## What this task involves
Copy the material that follows word for word and omit its pictures.

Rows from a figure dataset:
>>>>
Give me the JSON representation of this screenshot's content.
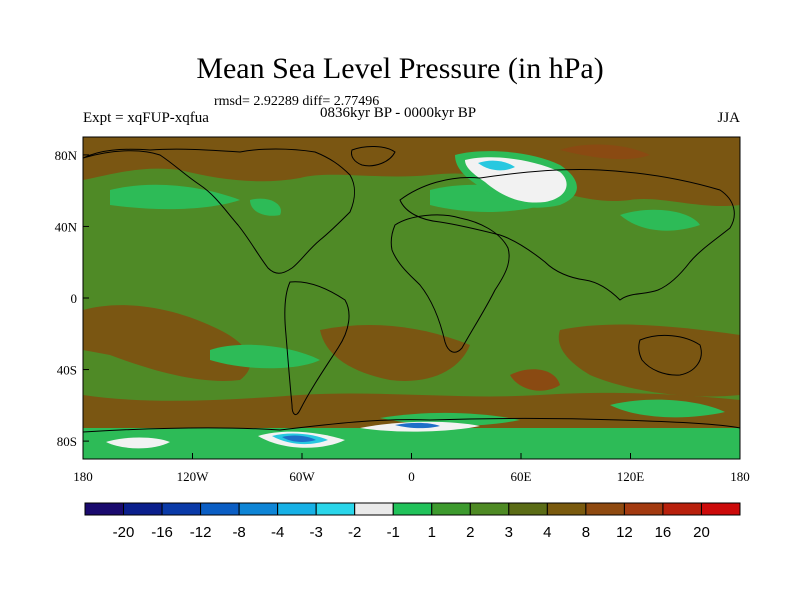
{
  "title": "Mean Sea Level Pressure (in hPa)",
  "stats": "rmsd= 2.92289 diff= 2.77496",
  "experiment": "Expt = xqFUP-xqfua",
  "period": "0836kyr BP - 0000kyr BP",
  "season": "JJA",
  "map": {
    "lat_range": [
      -90,
      90
    ],
    "lon_range": [
      -180,
      180
    ],
    "lat_ticks": [
      {
        "value": 80,
        "label": "80N"
      },
      {
        "value": 40,
        "label": "40N"
      },
      {
        "value": 0,
        "label": "0"
      },
      {
        "value": -40,
        "label": "40S"
      },
      {
        "value": -80,
        "label": "80S"
      }
    ],
    "lon_ticks": [
      {
        "value": -180,
        "label": "180"
      },
      {
        "value": -120,
        "label": "120W"
      },
      {
        "value": -60,
        "label": "60W"
      },
      {
        "value": 0,
        "label": "0"
      },
      {
        "value": 60,
        "label": "60E"
      },
      {
        "value": 120,
        "label": "120E"
      },
      {
        "value": 180,
        "label": "180"
      }
    ]
  },
  "colorbar": {
    "colors": [
      "#1a0a6e",
      "#0b1f8c",
      "#0a3aa8",
      "#0b5ec4",
      "#0e85d6",
      "#17b1e6",
      "#2ad6ea",
      "#eaeaea",
      "#21c25a",
      "#3d9a2e",
      "#4e8a24",
      "#5b6c16",
      "#7a5a0e",
      "#8f4a10",
      "#a33a10",
      "#b8200c",
      "#cc0a0a"
    ],
    "labels": [
      "-20",
      "-16",
      "-12",
      "-8",
      "-4",
      "-3",
      "-2",
      "-1",
      "1",
      "2",
      "3",
      "4",
      "8",
      "12",
      "16",
      "20"
    ]
  },
  "colors": {
    "background_field": "#4f8a26",
    "positive_brown": "#7a5612",
    "light_green": "#2dbb57",
    "white": "#f2f2f2",
    "cyan": "#28c8e0",
    "blue": "#1e6fc8"
  }
}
<<<<
## Task result
Give me the JSON representation of this screenshot's content.
{
  "title": "Mean Sea Level Pressure (in hPa)",
  "stats": "rmsd= 2.92289 diff= 2.77496",
  "experiment": "Expt = xqFUP-xqfua",
  "period": "0836kyr BP - 0000kyr BP",
  "season": "JJA",
  "map": {
    "lat_range": [
      -90,
      90
    ],
    "lon_range": [
      -180,
      180
    ],
    "lat_ticks": [
      {
        "value": 80,
        "label": "80N"
      },
      {
        "value": 40,
        "label": "40N"
      },
      {
        "value": 0,
        "label": "0"
      },
      {
        "value": -40,
        "label": "40S"
      },
      {
        "value": -80,
        "label": "80S"
      }
    ],
    "lon_ticks": [
      {
        "value": -180,
        "label": "180"
      },
      {
        "value": -120,
        "label": "120W"
      },
      {
        "value": -60,
        "label": "60W"
      },
      {
        "value": 0,
        "label": "0"
      },
      {
        "value": 60,
        "label": "60E"
      },
      {
        "value": 120,
        "label": "120E"
      },
      {
        "value": 180,
        "label": "180"
      }
    ]
  },
  "colorbar": {
    "colors": [
      "#1a0a6e",
      "#0b1f8c",
      "#0a3aa8",
      "#0b5ec4",
      "#0e85d6",
      "#17b1e6",
      "#2ad6ea",
      "#eaeaea",
      "#21c25a",
      "#3d9a2e",
      "#4e8a24",
      "#5b6c16",
      "#7a5a0e",
      "#8f4a10",
      "#a33a10",
      "#b8200c",
      "#cc0a0a"
    ],
    "labels": [
      "-20",
      "-16",
      "-12",
      "-8",
      "-4",
      "-3",
      "-2",
      "-1",
      "1",
      "2",
      "3",
      "4",
      "8",
      "12",
      "16",
      "20"
    ]
  },
  "colors": {
    "background_field": "#4f8a26",
    "positive_brown": "#7a5612",
    "light_green": "#2dbb57",
    "white": "#f2f2f2",
    "cyan": "#28c8e0",
    "blue": "#1e6fc8"
  }
}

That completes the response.